(Extracted records)

◆ ◆ ◆

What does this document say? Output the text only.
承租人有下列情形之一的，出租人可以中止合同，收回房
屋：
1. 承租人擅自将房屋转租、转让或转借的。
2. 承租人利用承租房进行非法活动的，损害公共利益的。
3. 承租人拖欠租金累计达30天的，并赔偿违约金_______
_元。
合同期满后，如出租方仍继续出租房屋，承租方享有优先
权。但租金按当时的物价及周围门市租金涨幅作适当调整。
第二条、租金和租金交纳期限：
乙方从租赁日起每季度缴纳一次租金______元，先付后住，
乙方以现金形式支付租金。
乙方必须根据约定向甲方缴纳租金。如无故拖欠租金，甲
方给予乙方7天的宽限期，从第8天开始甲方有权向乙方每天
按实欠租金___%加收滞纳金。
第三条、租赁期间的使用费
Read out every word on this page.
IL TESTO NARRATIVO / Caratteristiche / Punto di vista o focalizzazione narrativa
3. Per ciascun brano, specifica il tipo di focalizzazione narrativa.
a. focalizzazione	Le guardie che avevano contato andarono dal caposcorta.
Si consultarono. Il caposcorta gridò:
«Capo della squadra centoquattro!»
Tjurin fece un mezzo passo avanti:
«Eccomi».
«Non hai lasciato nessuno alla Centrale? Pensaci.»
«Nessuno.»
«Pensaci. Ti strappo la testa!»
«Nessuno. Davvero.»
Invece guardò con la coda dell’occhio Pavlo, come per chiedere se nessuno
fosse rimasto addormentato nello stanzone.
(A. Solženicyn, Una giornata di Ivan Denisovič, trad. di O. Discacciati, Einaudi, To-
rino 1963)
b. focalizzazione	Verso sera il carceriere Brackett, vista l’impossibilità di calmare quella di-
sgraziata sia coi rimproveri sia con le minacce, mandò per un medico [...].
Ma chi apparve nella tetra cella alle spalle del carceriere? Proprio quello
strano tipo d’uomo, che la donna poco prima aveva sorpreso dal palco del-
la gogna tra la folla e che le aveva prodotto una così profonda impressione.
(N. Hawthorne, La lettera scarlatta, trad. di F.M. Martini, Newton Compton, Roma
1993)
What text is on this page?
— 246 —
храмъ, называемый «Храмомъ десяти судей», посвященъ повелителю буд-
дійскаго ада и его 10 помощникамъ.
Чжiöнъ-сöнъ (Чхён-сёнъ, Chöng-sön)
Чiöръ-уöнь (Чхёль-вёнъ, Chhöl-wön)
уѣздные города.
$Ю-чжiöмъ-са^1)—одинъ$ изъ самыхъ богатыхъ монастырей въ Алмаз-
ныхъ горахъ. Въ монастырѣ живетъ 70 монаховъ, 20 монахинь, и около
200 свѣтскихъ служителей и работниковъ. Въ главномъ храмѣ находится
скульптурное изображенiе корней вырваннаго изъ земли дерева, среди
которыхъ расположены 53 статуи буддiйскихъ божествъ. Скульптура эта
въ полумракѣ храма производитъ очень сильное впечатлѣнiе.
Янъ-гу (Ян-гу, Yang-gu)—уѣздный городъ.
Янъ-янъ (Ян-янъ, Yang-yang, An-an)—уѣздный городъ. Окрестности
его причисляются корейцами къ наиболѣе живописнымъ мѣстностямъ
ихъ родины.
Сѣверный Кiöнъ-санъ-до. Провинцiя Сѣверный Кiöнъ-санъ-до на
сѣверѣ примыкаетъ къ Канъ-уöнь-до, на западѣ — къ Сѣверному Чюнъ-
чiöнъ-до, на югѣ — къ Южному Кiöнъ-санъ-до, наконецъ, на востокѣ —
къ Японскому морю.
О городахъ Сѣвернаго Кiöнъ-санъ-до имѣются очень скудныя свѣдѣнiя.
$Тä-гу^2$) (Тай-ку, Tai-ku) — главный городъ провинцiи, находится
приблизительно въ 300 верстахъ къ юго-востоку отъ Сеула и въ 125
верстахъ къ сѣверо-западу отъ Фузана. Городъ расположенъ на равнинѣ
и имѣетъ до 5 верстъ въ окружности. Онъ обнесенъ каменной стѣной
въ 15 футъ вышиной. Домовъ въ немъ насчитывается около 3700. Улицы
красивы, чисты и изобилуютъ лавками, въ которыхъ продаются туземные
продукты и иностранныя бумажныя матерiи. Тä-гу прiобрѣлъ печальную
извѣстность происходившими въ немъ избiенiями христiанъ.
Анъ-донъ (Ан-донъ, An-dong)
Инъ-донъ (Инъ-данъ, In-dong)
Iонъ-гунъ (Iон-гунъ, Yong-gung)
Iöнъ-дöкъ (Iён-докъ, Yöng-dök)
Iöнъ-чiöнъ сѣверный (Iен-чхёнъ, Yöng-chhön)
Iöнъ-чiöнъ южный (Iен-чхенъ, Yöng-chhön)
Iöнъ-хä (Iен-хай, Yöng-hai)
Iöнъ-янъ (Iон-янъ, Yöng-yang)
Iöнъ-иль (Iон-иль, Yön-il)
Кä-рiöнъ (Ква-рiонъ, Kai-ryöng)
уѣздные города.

◆ ◆ ◆

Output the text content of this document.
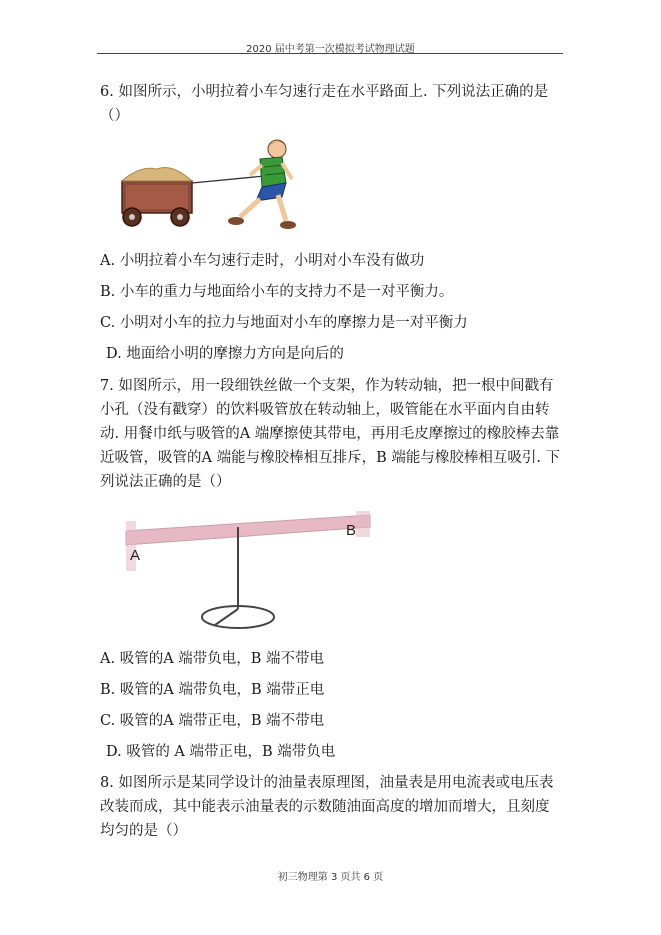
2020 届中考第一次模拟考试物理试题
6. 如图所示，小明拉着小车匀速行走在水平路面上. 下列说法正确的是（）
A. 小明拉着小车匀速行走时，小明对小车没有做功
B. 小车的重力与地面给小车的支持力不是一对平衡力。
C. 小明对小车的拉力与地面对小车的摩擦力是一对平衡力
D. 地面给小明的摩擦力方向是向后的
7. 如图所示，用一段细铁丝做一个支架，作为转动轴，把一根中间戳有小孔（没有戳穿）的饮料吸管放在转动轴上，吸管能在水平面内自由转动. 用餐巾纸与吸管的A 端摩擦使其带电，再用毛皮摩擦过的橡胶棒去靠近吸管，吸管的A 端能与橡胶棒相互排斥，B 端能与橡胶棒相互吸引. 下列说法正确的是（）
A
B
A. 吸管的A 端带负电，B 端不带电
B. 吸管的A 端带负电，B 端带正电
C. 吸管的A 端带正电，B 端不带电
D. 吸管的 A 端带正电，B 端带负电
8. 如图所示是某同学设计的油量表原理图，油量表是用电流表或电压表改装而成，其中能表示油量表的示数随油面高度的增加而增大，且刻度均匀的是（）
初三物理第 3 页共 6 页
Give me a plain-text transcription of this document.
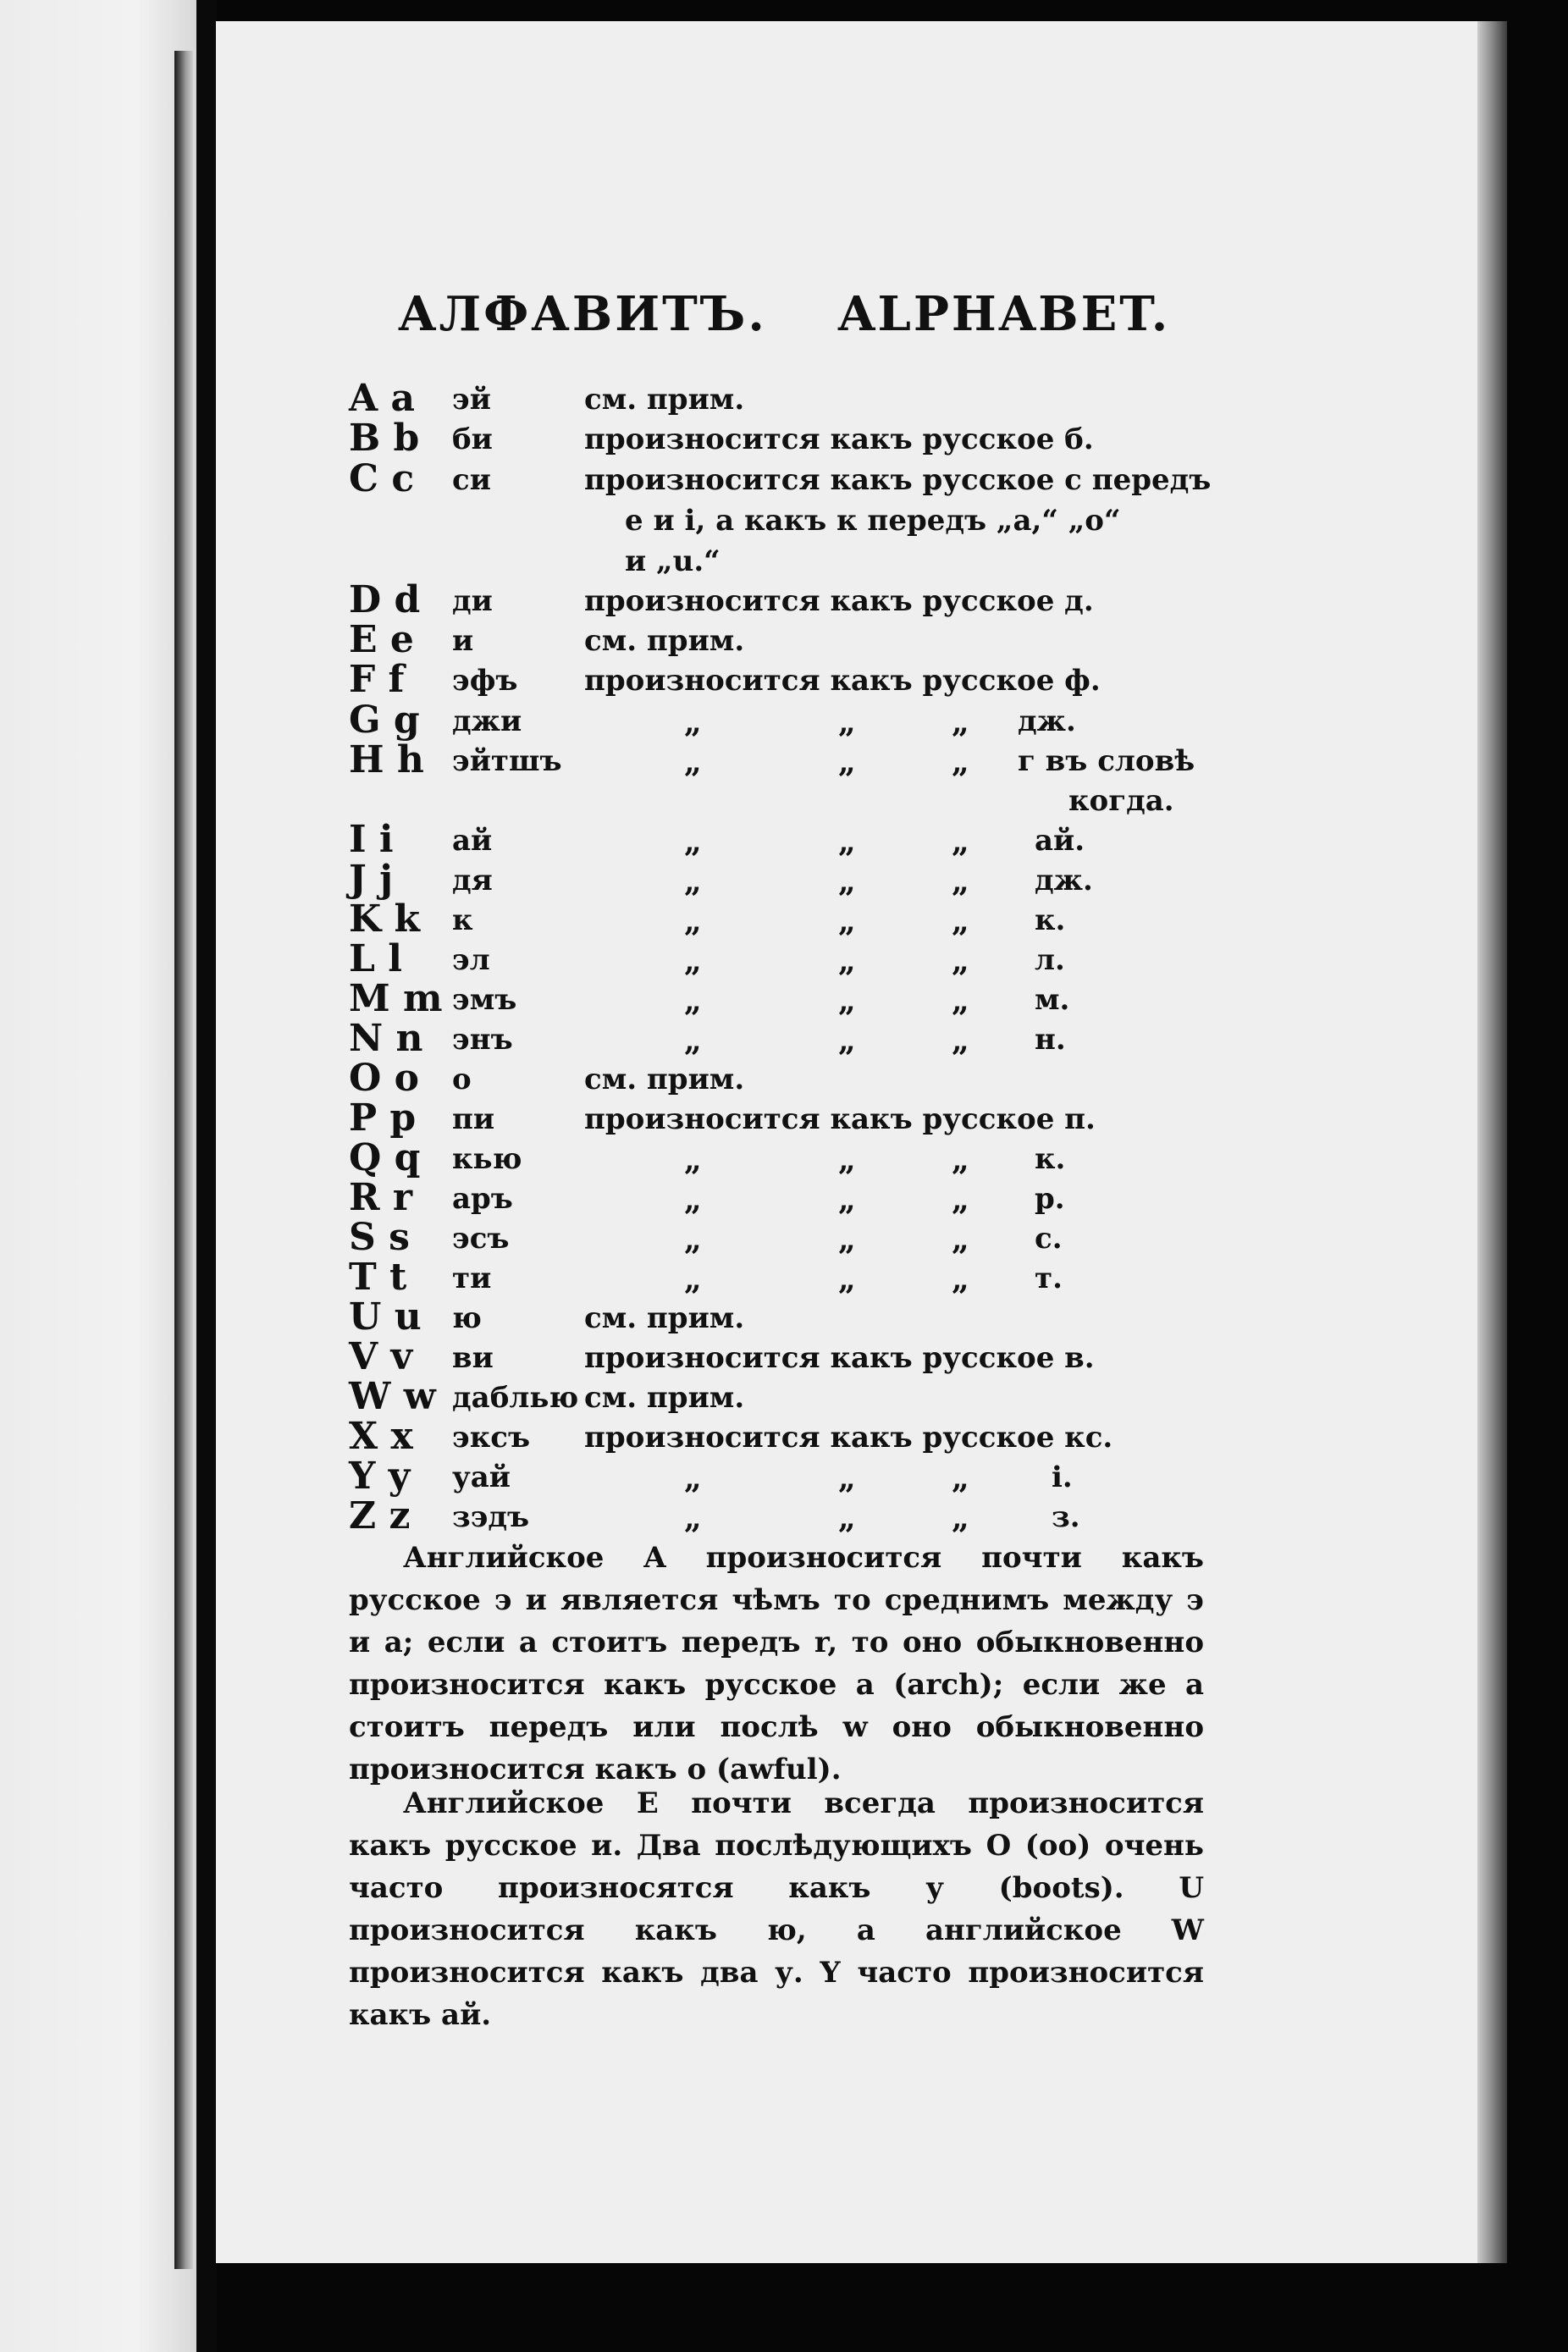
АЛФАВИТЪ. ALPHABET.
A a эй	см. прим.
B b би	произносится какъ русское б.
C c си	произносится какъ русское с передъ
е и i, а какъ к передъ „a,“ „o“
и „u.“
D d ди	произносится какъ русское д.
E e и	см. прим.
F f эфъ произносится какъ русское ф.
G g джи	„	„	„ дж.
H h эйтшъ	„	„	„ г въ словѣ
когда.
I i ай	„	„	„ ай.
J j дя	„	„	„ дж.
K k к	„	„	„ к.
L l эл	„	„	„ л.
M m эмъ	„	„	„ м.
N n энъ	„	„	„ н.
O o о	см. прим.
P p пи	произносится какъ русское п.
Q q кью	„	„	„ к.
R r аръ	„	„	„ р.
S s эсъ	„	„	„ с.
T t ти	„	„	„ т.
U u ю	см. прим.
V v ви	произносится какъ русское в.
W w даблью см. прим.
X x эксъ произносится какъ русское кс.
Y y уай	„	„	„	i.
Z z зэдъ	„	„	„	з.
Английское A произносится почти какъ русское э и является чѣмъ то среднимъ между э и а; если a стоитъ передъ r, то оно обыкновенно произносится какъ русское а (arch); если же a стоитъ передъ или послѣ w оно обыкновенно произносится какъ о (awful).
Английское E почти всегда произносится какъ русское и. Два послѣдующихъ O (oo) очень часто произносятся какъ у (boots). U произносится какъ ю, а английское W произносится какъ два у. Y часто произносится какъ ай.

◆ ◆ ◆

_Task requirements_. Each line that holds the word "tipo" is to be copied.

_Solution_.
3. Per ciascun brano, specifica il tipo di focalizzazione narrativa.
strano tipo d’uomo, che la donna poco prima aveva sorpreso dal palco del-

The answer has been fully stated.